-- START EXTRACTED INFORMATION --
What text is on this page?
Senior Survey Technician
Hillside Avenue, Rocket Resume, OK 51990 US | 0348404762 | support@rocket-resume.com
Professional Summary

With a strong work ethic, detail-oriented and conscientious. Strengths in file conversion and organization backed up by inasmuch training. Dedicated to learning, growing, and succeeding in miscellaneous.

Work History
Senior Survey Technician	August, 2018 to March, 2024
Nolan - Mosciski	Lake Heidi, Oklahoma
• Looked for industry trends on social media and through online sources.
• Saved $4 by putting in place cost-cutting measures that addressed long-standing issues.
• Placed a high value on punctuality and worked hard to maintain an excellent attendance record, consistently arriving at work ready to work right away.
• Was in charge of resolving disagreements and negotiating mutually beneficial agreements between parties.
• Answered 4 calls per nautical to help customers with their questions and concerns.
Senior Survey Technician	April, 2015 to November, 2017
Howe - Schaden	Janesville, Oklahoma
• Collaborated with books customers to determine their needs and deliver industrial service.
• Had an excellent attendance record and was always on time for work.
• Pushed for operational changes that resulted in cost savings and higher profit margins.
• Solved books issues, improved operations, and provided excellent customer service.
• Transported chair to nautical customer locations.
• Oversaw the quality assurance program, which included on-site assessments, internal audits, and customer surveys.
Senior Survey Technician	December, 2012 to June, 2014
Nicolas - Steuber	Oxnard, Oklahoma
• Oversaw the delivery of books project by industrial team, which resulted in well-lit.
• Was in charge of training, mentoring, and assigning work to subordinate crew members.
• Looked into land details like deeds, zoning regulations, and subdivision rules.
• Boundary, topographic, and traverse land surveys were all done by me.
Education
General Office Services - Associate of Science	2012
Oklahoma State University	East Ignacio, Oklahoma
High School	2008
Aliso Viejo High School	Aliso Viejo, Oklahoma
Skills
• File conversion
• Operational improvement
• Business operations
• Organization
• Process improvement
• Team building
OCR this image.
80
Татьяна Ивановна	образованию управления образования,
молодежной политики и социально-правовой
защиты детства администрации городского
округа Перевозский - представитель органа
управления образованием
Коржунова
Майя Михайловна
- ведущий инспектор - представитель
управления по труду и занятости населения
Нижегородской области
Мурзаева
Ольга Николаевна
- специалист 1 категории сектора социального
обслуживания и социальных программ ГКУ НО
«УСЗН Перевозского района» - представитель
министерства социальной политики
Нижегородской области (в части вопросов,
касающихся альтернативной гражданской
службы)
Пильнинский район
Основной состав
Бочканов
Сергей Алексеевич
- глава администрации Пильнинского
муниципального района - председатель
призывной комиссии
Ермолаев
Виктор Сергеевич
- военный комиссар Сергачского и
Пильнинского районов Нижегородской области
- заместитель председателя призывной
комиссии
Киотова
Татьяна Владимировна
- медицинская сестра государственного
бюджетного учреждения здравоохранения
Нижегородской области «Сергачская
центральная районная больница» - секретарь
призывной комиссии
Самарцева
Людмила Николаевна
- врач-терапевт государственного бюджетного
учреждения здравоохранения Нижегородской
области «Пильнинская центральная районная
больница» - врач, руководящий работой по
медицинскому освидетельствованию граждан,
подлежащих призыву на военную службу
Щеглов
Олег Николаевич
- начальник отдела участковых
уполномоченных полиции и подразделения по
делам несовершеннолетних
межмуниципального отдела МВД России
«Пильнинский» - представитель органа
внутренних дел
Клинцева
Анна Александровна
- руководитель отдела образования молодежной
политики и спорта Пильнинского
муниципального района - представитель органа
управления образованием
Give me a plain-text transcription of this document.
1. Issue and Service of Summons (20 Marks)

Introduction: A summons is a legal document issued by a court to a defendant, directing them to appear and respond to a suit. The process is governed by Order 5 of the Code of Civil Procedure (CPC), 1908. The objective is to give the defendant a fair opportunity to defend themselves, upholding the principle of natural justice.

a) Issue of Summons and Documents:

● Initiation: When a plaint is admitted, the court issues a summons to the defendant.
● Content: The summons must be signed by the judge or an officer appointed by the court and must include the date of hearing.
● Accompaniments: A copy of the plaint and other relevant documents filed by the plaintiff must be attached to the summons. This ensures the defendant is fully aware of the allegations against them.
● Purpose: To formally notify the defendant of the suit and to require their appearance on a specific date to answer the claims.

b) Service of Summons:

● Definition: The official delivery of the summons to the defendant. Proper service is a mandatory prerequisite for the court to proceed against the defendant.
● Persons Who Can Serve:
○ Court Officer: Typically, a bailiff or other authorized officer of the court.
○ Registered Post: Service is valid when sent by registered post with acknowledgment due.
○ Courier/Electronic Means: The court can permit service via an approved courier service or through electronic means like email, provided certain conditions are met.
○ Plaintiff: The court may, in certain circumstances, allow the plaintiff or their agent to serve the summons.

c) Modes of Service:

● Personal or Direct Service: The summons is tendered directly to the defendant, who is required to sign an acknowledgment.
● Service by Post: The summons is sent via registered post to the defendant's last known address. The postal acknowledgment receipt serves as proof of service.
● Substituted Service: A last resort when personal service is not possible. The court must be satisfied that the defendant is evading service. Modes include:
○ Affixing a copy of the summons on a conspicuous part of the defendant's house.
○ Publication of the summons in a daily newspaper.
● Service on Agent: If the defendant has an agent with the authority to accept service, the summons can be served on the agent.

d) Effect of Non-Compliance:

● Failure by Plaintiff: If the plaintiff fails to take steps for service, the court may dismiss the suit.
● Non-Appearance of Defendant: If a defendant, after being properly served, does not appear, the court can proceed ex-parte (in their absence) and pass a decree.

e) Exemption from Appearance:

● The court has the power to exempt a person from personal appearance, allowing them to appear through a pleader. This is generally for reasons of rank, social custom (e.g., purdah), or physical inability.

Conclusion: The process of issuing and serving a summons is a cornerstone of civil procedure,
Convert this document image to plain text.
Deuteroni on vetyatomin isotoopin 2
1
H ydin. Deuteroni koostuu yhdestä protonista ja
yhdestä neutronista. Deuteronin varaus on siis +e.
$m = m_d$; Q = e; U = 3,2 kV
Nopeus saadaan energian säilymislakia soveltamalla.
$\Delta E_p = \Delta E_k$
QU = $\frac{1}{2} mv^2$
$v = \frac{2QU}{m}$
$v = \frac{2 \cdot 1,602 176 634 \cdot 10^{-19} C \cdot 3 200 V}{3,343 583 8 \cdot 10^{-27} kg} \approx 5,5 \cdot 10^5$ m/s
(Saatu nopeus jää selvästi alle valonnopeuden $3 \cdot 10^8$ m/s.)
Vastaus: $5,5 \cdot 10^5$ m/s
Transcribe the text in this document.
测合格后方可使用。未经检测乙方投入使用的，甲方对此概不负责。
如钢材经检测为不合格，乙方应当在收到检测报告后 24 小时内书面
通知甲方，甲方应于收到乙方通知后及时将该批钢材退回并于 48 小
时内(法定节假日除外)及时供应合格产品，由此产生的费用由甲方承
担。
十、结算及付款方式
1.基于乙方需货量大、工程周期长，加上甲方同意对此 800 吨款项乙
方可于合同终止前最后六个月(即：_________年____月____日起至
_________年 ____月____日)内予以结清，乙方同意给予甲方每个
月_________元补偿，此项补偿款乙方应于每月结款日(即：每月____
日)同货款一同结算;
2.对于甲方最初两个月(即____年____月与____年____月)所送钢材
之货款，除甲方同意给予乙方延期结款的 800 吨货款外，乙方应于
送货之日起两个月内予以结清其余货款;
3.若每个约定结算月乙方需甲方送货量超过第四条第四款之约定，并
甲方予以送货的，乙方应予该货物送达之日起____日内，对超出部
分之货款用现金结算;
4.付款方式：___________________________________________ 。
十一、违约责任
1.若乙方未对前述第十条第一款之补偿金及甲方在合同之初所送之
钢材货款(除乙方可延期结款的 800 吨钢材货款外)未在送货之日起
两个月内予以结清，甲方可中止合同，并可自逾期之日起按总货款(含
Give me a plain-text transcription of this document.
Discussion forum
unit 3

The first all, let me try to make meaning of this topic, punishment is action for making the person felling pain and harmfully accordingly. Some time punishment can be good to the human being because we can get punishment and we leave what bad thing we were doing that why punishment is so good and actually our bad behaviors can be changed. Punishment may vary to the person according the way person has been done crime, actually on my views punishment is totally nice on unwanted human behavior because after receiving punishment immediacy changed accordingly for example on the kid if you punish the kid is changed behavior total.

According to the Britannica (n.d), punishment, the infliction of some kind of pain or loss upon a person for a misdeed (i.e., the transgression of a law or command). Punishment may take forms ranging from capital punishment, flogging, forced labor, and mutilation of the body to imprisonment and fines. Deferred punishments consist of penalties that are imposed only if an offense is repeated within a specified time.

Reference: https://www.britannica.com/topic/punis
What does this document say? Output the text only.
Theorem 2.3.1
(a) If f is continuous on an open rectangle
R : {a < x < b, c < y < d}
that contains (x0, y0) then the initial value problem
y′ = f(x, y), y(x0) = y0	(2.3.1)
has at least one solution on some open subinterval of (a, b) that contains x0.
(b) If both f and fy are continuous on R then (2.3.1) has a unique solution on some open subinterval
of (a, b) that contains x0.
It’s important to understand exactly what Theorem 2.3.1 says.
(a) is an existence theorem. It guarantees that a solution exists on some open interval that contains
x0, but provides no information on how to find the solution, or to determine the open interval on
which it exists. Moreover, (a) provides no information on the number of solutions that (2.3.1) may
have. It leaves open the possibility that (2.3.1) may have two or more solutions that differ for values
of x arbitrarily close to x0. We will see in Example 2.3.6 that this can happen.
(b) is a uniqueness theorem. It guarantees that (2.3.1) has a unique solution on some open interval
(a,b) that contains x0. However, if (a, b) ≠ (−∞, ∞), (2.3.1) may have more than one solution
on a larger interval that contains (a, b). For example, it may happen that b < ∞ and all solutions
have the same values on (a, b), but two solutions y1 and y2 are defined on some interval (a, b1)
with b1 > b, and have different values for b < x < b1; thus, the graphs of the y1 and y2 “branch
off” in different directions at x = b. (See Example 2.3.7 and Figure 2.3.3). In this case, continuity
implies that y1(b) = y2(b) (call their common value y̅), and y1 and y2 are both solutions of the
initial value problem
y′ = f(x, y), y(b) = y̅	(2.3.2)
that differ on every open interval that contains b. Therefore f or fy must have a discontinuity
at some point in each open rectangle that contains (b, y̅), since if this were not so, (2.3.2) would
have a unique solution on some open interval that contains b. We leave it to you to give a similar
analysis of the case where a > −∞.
-- END EXTRACTED INFORMATION --
» WHAT THE EXERCISE ASKS
Out of the records, collect only those lines that contain the string "officer".

» RESPONSE FOR THIS EXERCISE
● Content: The summons must be signed by the judge or an officer appointed by the court and must include the date of hearing.
○ Court Officer: Typically, a bailiff or other authorized officer of the court.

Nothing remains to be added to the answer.